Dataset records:
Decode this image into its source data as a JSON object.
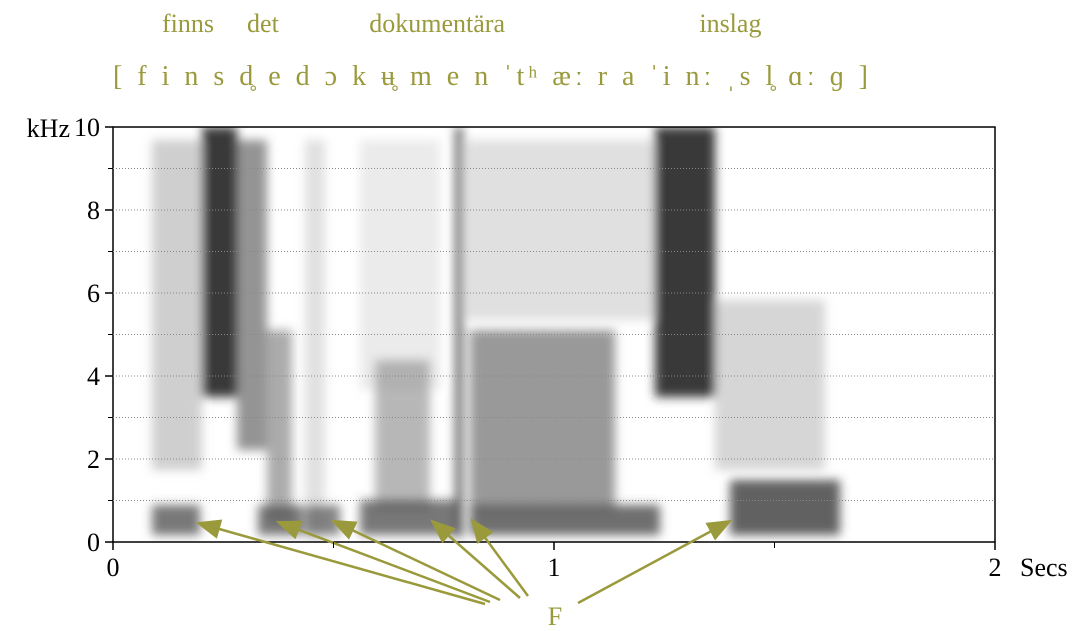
{
  "chart_data": {
    "type": "spectrogram",
    "words": [
      {
        "text": "finns",
        "x": 0.17
      },
      {
        "text": "det",
        "x": 0.34
      },
      {
        "text": "dokumentära",
        "x": 0.735
      },
      {
        "text": "inslag",
        "x": 1.4
      }
    ],
    "transcription": "[ f i n s d̥ e d ɔ k ʉ̥ m e n ˈtʰ æː r a ˈi nː ˌs l̥ ɑː ɡ ]",
    "annotation": "F",
    "xlabel": "Secs",
    "ylabel": "kHz",
    "xlim": [
      0,
      2
    ],
    "ylim": [
      0,
      10
    ],
    "xticks": [
      0,
      1,
      2
    ],
    "yticks": [
      0,
      2,
      4,
      6,
      8,
      10
    ],
    "minor_xticks": [
      0.5,
      1.5
    ],
    "minor_yticks": [
      1,
      3,
      5,
      7,
      9
    ],
    "grid": true,
    "text_color": "#9a9a3c"
  }
}
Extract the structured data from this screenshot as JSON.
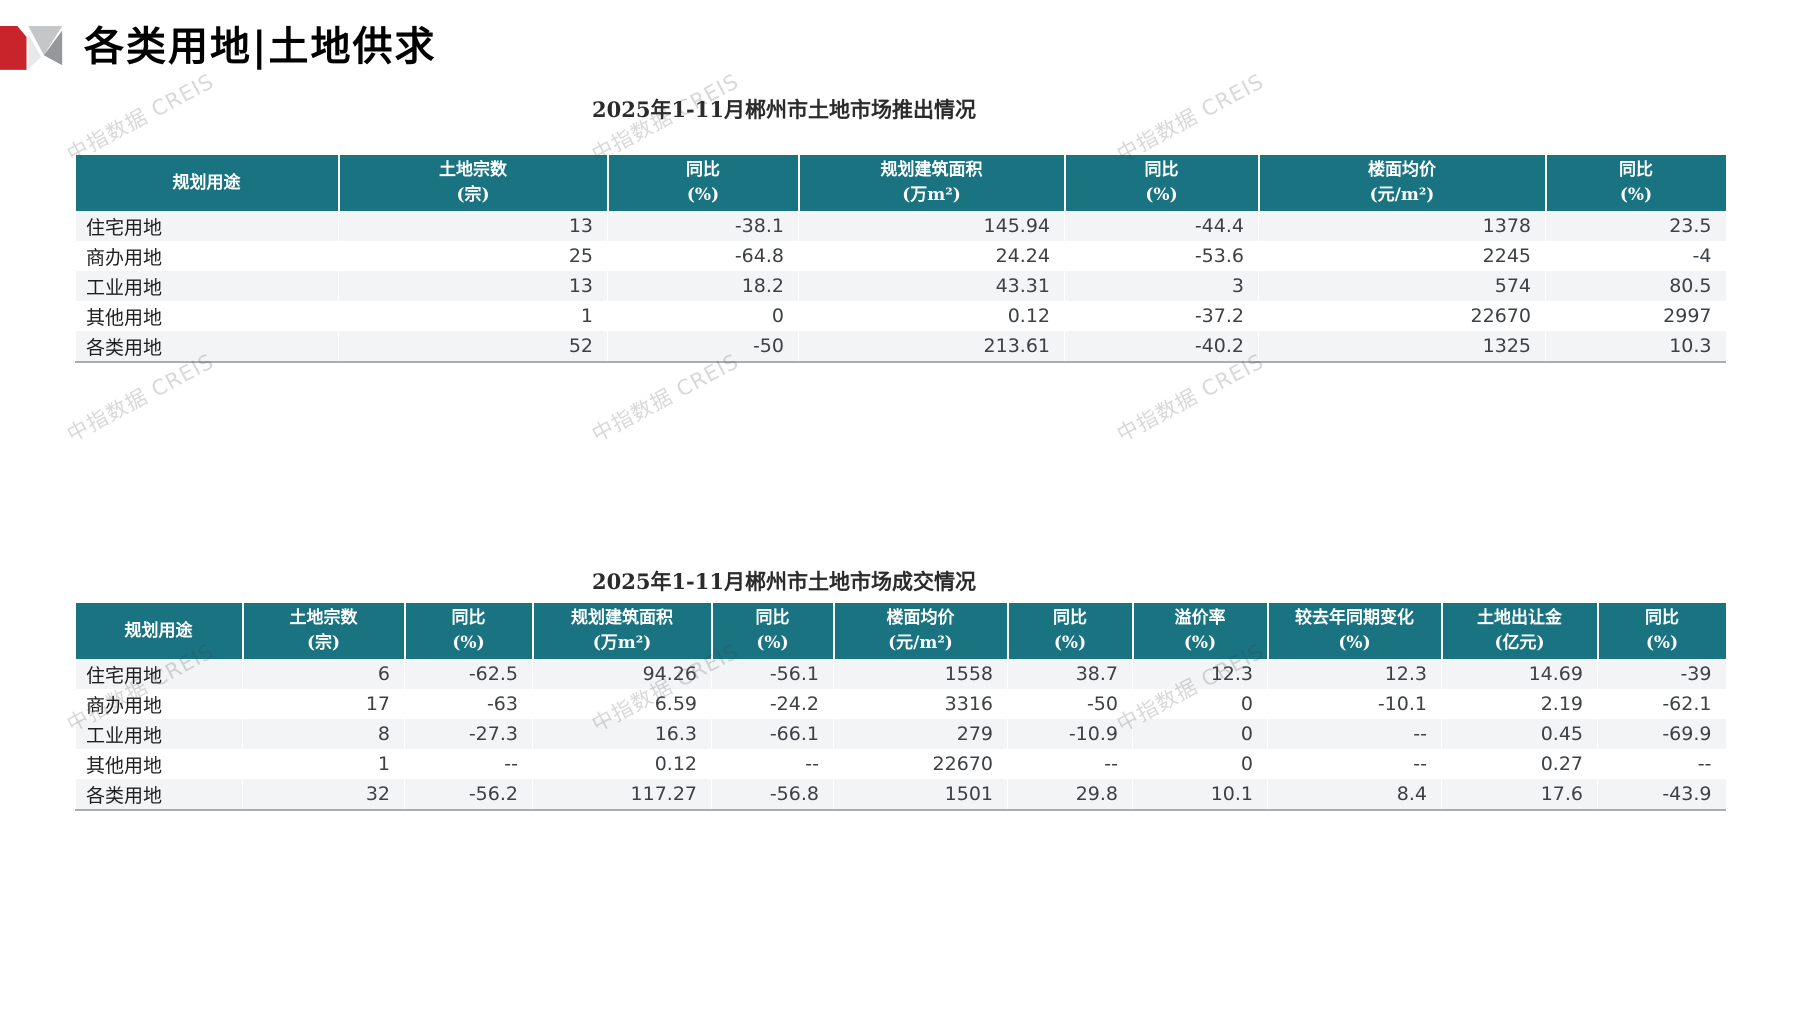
{
  "page_title": "各类用地|土地供求",
  "watermark_text": "中指数据 CREIS",
  "colors": {
    "header_teal": "#1a7380",
    "logo_red": "#c9242b",
    "row_stripe": "#f3f4f6"
  },
  "tables": [
    {
      "title": "2025年1-11月郴州市土地市场推出情况",
      "headers": [
        "规划用途",
        "土地宗数\n(宗)",
        "同比\n(%)",
        "规划建筑面积\n(万m²)",
        "同比\n(%)",
        "楼面均价\n(元/m²)",
        "同比\n(%)"
      ],
      "rows": [
        [
          "住宅用地",
          "13",
          "-38.1",
          "145.94",
          "-44.4",
          "1378",
          "23.5"
        ],
        [
          "商办用地",
          "25",
          "-64.8",
          "24.24",
          "-53.6",
          "2245",
          "-4"
        ],
        [
          "工业用地",
          "13",
          "18.2",
          "43.31",
          "3",
          "574",
          "80.5"
        ],
        [
          "其他用地",
          "1",
          "0",
          "0.12",
          "-37.2",
          "22670",
          "2997"
        ],
        [
          "各类用地",
          "52",
          "-50",
          "213.61",
          "-40.2",
          "1325",
          "10.3"
        ]
      ]
    },
    {
      "title": "2025年1-11月郴州市土地市场成交情况",
      "headers": [
        "规划用途",
        "土地宗数\n(宗)",
        "同比\n(%)",
        "规划建筑面积\n(万m²)",
        "同比\n(%)",
        "楼面均价\n(元/m²)",
        "同比\n(%)",
        "溢价率\n(%)",
        "较去年同期变化\n(%)",
        "土地出让金\n(亿元)",
        "同比\n(%)"
      ],
      "rows": [
        [
          "住宅用地",
          "6",
          "-62.5",
          "94.26",
          "-56.1",
          "1558",
          "38.7",
          "12.3",
          "12.3",
          "14.69",
          "-39"
        ],
        [
          "商办用地",
          "17",
          "-63",
          "6.59",
          "-24.2",
          "3316",
          "-50",
          "0",
          "-10.1",
          "2.19",
          "-62.1"
        ],
        [
          "工业用地",
          "8",
          "-27.3",
          "16.3",
          "-66.1",
          "279",
          "-10.9",
          "0",
          "--",
          "0.45",
          "-69.9"
        ],
        [
          "其他用地",
          "1",
          "--",
          "0.12",
          "--",
          "22670",
          "--",
          "0",
          "--",
          "0.27",
          "--"
        ],
        [
          "各类用地",
          "32",
          "-56.2",
          "117.27",
          "-56.8",
          "1501",
          "29.8",
          "10.1",
          "8.4",
          "17.6",
          "-43.9"
        ]
      ]
    }
  ]
}
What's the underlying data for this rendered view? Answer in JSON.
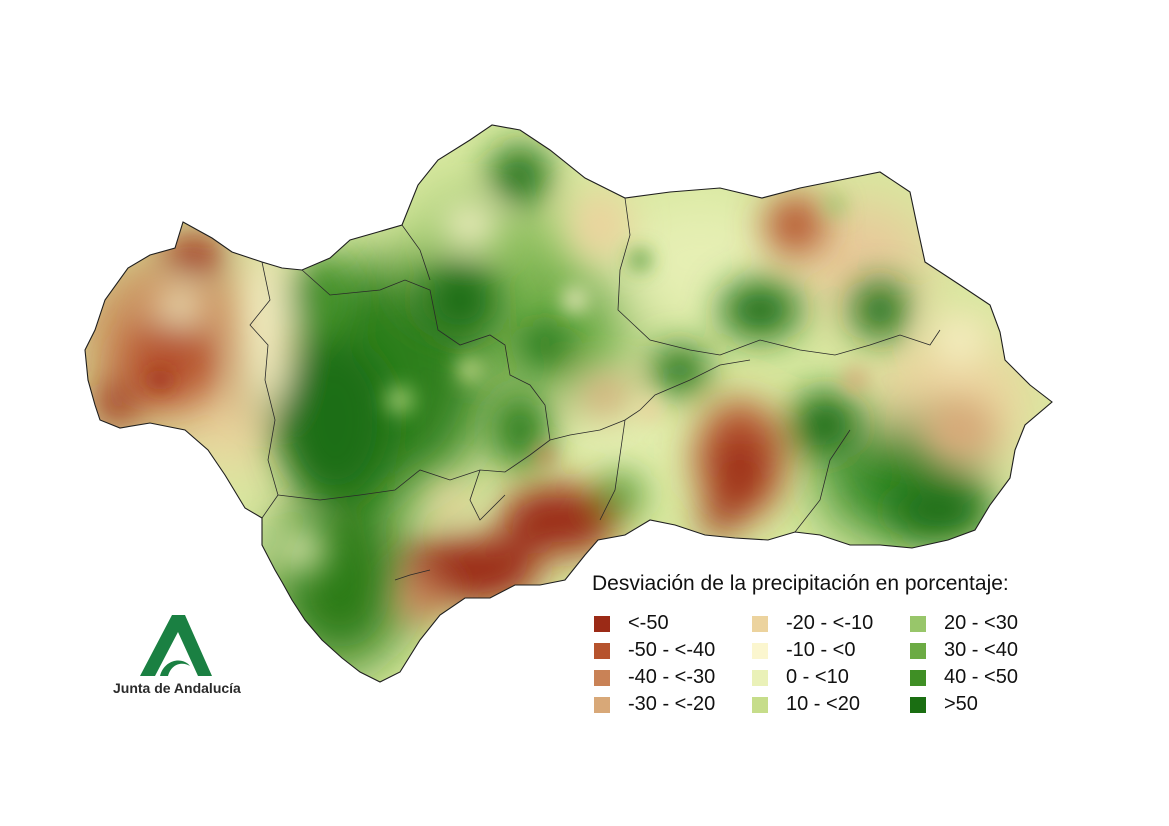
{
  "legend": {
    "title": "Desviación de la precipitación en porcentaje:",
    "items": [
      {
        "label": "<-50",
        "color": "#9b2a16"
      },
      {
        "label": "-50 - <-40",
        "color": "#b6532d"
      },
      {
        "label": "-40 - <-30",
        "color": "#c98256"
      },
      {
        "label": "-30 - <-20",
        "color": "#d8a878"
      },
      {
        "label": "-20 - <-10",
        "color": "#ecd39e"
      },
      {
        "label": "-10 - <0",
        "color": "#fbf6cf"
      },
      {
        "label": "0 - <10",
        "color": "#eaf1b8"
      },
      {
        "label": "10 - <20",
        "color": "#c6dd8a"
      },
      {
        "label": "20 - <30",
        "color": "#98c66a"
      },
      {
        "label": "30 - <40",
        "color": "#6cab44"
      },
      {
        "label": "40 - <50",
        "color": "#3f8f25"
      },
      {
        "label": ">50",
        "color": "#1a6e12"
      }
    ]
  },
  "logo": {
    "text": "Junta de Andalucía",
    "icon": "andalucia-a-logo-icon",
    "color": "#1a8042"
  }
}
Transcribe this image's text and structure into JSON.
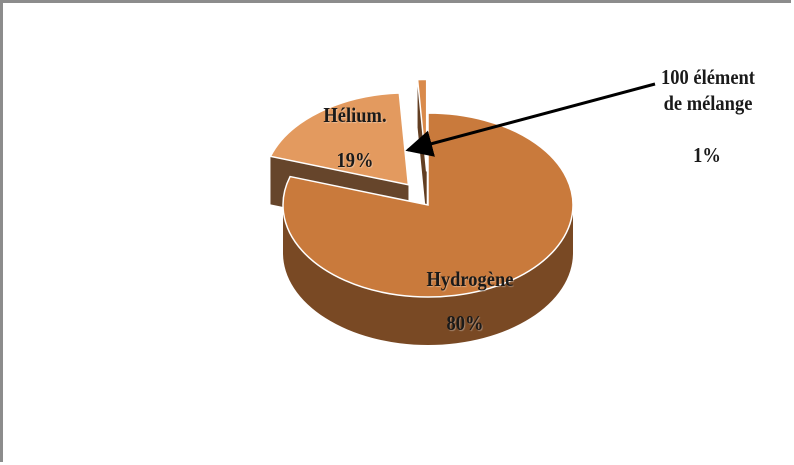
{
  "chart_data": {
    "type": "pie",
    "categories": [
      "Hydrogène",
      "Hélium.",
      "100 élément de mélange"
    ],
    "values": [
      80,
      19,
      1
    ],
    "value_labels": [
      "80%",
      "19%",
      "1%"
    ],
    "colors": [
      "#c97a3c",
      "#e39a5f",
      "#d98a4b"
    ]
  }
}
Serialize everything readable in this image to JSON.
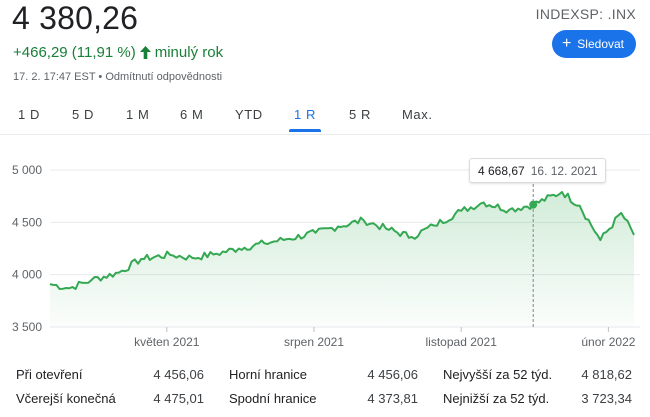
{
  "header": {
    "price": "4 380,26",
    "change": "+466,29 (11,91 %)",
    "change_period": "minulý rok",
    "meta": "17. 2. 17:47 EST • Odmítnutí odpovědnosti",
    "ticker": "INDEXSP: .INX",
    "follow_label": "Sledovat",
    "accent_color": "#1a73e8",
    "positive_color": "#188038"
  },
  "tabs": [
    {
      "label": "1 D",
      "active": false
    },
    {
      "label": "5 D",
      "active": false
    },
    {
      "label": "1 M",
      "active": false
    },
    {
      "label": "6 M",
      "active": false
    },
    {
      "label": "YTD",
      "active": false
    },
    {
      "label": "1 R",
      "active": true
    },
    {
      "label": "5 R",
      "active": false
    },
    {
      "label": "Max.",
      "active": false
    }
  ],
  "tooltip": {
    "value": "4 668,67",
    "date": "16. 12. 2021"
  },
  "chart_data": {
    "type": "area",
    "color": "#34a853",
    "y_ticks": [
      "5 000",
      "4 500",
      "4 000",
      "3 500"
    ],
    "y_tick_values": [
      5000,
      4500,
      4000,
      3500
    ],
    "ylim": [
      3500,
      5000
    ],
    "x_ticks": [
      "květen 2021",
      "srpen 2021",
      "listopad 2021",
      "únor 2022"
    ],
    "x": [
      "2021-02-17",
      "2021-03-01",
      "2021-03-15",
      "2021-04-01",
      "2021-04-15",
      "2021-05-03",
      "2021-05-17",
      "2021-06-01",
      "2021-06-15",
      "2021-07-01",
      "2021-07-15",
      "2021-08-02",
      "2021-08-16",
      "2021-09-01",
      "2021-09-15",
      "2021-10-01",
      "2021-10-15",
      "2021-11-01",
      "2021-11-15",
      "2021-12-01",
      "2021-12-16",
      "2022-01-03",
      "2022-01-14",
      "2022-01-27",
      "2022-02-09",
      "2022-02-17"
    ],
    "values": [
      3910,
      3870,
      3950,
      4020,
      4150,
      4190,
      4160,
      4200,
      4250,
      4300,
      4340,
      4400,
      4460,
      4520,
      4440,
      4360,
      4470,
      4610,
      4690,
      4620,
      4669,
      4790,
      4660,
      4330,
      4590,
      4380
    ],
    "marker": {
      "x": "2021-12-16",
      "value": 4669
    }
  },
  "stats": [
    [
      {
        "label": "Při otevření",
        "value": "4 456,06"
      },
      {
        "label": "Horní hranice",
        "value": "4 456,06"
      },
      {
        "label": "Nejvyšší za 52 týd.",
        "value": "4 818,62"
      }
    ],
    [
      {
        "label": "Včerejší konečná",
        "value": "4 475,01"
      },
      {
        "label": "Spodní hranice",
        "value": "4 373,81"
      },
      {
        "label": "Nejnižší za 52 týd.",
        "value": "3 723,34"
      }
    ]
  ]
}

*Problem statement*: Every line of the records that includes the word "into" should be gathered.

*Full answer*:
Decode this image into its source data as a JSON object.
Transcribe this image's text and structure into JSON.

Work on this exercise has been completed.